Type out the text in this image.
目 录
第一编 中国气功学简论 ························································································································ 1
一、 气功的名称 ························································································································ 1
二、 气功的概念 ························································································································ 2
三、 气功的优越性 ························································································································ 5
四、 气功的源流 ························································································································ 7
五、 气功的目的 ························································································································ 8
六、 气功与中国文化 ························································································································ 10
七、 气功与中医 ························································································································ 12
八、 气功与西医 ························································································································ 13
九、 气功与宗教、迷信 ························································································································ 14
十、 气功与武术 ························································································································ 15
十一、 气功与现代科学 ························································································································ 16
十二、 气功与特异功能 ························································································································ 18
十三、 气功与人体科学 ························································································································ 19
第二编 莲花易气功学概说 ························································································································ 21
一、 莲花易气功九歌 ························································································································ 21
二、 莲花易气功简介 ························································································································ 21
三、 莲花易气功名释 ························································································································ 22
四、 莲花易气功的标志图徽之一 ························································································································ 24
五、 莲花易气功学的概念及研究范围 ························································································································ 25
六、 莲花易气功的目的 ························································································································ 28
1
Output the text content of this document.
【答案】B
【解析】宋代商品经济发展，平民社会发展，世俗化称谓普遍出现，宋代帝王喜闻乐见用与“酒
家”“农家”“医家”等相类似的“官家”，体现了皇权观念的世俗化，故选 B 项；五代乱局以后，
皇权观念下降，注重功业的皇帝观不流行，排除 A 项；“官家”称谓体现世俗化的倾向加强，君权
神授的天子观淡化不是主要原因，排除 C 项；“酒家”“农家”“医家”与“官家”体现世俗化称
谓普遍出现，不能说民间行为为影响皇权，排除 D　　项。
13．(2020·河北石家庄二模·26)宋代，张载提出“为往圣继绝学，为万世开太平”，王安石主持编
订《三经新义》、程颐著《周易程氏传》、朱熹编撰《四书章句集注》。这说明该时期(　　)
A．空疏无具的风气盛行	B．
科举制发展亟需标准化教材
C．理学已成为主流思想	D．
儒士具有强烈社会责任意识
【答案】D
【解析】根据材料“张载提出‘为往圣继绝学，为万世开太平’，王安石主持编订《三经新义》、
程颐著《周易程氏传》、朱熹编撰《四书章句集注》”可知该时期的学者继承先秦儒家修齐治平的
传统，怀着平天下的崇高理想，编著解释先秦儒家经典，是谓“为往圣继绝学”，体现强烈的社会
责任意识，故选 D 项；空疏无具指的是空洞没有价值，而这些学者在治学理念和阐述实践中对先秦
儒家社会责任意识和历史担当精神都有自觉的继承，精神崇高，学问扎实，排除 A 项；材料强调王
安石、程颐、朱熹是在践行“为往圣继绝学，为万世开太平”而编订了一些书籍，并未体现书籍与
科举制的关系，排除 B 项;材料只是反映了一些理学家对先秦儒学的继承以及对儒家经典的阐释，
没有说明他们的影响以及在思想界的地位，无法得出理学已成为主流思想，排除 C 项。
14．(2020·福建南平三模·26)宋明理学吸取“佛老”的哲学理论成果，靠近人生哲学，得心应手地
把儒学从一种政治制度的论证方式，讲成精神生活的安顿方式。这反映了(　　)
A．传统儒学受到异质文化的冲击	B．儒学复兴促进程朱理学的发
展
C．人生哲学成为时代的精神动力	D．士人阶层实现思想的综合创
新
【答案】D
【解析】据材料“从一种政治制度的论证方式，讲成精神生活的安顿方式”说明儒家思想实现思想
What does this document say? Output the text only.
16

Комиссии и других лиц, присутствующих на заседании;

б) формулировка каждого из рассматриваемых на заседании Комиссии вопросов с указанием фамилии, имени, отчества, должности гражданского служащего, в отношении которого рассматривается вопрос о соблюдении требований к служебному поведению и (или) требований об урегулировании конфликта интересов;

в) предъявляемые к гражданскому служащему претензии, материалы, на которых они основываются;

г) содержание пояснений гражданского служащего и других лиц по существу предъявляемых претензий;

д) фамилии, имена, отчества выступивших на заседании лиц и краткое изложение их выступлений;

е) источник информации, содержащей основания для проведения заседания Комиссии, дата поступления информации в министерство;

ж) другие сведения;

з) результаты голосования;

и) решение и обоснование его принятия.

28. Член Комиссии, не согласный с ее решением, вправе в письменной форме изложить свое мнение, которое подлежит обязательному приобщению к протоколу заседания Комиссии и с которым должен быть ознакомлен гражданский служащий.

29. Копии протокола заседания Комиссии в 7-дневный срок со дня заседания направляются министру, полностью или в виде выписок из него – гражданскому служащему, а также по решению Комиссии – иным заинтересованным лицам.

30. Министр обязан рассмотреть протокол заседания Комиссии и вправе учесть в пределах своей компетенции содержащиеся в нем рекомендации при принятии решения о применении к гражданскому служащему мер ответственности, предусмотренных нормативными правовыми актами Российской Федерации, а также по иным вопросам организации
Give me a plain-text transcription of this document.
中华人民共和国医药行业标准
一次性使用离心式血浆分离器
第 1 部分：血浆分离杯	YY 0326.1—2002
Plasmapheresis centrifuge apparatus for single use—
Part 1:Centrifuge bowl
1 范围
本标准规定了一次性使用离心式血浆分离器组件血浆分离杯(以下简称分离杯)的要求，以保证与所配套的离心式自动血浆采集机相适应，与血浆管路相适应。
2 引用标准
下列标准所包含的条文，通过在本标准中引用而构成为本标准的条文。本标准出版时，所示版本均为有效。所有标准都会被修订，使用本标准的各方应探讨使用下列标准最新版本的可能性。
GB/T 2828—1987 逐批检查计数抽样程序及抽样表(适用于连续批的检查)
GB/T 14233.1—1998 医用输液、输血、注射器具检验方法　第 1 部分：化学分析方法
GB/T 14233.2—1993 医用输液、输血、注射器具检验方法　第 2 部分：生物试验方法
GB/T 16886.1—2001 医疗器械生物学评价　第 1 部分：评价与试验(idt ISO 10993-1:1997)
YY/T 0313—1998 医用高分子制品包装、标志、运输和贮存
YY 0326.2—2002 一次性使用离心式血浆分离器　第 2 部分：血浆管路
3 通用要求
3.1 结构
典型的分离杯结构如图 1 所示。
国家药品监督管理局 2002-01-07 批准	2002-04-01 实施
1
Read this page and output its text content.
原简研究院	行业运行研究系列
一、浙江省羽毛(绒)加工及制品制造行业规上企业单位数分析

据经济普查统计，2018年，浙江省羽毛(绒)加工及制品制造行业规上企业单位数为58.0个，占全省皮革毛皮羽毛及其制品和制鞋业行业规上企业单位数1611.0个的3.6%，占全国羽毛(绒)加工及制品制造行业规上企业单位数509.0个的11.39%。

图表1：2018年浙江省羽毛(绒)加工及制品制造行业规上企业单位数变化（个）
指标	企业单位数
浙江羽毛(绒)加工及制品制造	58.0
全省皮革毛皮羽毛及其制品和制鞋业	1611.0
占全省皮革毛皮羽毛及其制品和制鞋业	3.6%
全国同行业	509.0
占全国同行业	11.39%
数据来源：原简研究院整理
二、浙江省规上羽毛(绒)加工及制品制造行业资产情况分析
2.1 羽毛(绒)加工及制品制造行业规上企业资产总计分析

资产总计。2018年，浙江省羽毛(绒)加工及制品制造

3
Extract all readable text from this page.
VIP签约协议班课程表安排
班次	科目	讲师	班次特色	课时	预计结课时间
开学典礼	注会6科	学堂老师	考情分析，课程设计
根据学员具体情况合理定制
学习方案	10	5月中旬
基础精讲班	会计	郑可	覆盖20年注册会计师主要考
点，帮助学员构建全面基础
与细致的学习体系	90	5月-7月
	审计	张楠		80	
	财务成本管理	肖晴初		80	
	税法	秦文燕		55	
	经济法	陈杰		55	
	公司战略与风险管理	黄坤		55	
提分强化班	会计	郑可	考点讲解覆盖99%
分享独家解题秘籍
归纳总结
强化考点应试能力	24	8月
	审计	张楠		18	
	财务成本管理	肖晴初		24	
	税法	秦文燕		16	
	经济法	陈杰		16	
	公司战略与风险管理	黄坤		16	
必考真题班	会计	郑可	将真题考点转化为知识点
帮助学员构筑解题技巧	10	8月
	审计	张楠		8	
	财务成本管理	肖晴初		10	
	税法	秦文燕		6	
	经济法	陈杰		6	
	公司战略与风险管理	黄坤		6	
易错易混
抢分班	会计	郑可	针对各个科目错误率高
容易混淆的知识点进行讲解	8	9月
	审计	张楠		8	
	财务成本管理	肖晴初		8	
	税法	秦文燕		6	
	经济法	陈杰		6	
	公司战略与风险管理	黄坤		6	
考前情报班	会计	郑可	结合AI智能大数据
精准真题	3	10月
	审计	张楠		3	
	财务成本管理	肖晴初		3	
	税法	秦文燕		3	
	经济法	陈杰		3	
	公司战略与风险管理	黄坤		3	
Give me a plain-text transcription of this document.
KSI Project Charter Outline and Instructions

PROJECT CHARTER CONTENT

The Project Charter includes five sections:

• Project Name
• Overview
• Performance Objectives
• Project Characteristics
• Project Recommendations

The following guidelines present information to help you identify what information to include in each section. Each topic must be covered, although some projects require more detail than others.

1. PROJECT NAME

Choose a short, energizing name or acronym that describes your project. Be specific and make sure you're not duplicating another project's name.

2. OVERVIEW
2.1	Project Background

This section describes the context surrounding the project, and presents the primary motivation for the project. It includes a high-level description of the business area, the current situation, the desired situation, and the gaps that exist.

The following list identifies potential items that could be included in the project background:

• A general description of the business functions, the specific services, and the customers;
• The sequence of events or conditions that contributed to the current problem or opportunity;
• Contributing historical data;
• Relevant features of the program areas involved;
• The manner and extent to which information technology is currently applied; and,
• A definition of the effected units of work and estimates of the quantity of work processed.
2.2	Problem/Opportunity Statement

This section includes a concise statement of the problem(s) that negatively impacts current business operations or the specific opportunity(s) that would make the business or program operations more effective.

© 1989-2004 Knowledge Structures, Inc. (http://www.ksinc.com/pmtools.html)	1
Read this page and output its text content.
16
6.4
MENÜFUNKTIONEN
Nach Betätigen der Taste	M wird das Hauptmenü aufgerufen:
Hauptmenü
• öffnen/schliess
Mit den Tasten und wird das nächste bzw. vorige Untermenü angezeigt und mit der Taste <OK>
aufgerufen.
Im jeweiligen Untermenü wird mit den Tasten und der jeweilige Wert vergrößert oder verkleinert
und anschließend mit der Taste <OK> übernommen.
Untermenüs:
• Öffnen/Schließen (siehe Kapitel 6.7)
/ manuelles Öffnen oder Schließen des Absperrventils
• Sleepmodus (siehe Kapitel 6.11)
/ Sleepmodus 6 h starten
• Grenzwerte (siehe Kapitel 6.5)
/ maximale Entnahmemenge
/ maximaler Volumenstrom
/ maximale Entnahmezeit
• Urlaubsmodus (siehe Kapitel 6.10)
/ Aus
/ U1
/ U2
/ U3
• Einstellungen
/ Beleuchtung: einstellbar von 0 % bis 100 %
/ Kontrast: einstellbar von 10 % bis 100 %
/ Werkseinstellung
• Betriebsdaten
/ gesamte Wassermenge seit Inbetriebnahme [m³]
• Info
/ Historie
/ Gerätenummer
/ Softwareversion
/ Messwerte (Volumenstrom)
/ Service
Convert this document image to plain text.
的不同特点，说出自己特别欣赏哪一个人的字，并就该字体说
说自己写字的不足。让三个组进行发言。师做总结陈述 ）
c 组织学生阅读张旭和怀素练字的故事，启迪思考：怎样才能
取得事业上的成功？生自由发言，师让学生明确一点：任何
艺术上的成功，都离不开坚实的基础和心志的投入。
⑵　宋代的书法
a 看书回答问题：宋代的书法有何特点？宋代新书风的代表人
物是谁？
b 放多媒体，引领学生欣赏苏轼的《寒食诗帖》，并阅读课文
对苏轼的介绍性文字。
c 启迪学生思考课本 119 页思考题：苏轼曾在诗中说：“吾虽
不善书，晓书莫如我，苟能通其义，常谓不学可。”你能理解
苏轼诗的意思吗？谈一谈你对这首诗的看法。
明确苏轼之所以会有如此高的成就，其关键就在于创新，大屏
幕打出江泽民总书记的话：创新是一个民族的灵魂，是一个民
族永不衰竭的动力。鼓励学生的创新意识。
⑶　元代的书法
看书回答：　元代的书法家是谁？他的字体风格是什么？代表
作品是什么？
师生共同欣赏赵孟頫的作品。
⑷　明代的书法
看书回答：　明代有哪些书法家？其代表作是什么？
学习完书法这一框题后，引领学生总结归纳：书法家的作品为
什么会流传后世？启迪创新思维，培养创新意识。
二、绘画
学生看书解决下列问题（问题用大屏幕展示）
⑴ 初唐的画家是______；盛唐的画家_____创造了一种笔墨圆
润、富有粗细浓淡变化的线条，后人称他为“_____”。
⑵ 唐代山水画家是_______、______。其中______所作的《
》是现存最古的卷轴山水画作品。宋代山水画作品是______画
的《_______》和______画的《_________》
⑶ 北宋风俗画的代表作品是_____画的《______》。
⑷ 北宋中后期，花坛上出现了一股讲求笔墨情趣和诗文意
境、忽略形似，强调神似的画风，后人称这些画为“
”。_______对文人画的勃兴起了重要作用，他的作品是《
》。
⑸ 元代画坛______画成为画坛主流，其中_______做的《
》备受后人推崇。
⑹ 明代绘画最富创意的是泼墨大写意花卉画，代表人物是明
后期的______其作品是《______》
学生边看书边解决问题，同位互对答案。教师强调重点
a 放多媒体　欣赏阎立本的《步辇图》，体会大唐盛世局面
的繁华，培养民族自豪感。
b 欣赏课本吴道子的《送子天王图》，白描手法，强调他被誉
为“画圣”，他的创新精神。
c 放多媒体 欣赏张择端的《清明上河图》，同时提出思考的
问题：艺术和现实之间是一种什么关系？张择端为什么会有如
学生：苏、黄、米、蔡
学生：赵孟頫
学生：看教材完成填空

TO DO. Pick out each line above that includes "张载提出" and show it.

TASK ANSWER.
13．(2020·河北石家庄二模·26)宋代，张载提出“为往圣继绝学，为万世开太平”，王安石主持编
【解析】根据材料“张载提出‘为往圣继绝学，为万世开太平’，王安石主持编订《三经新义》、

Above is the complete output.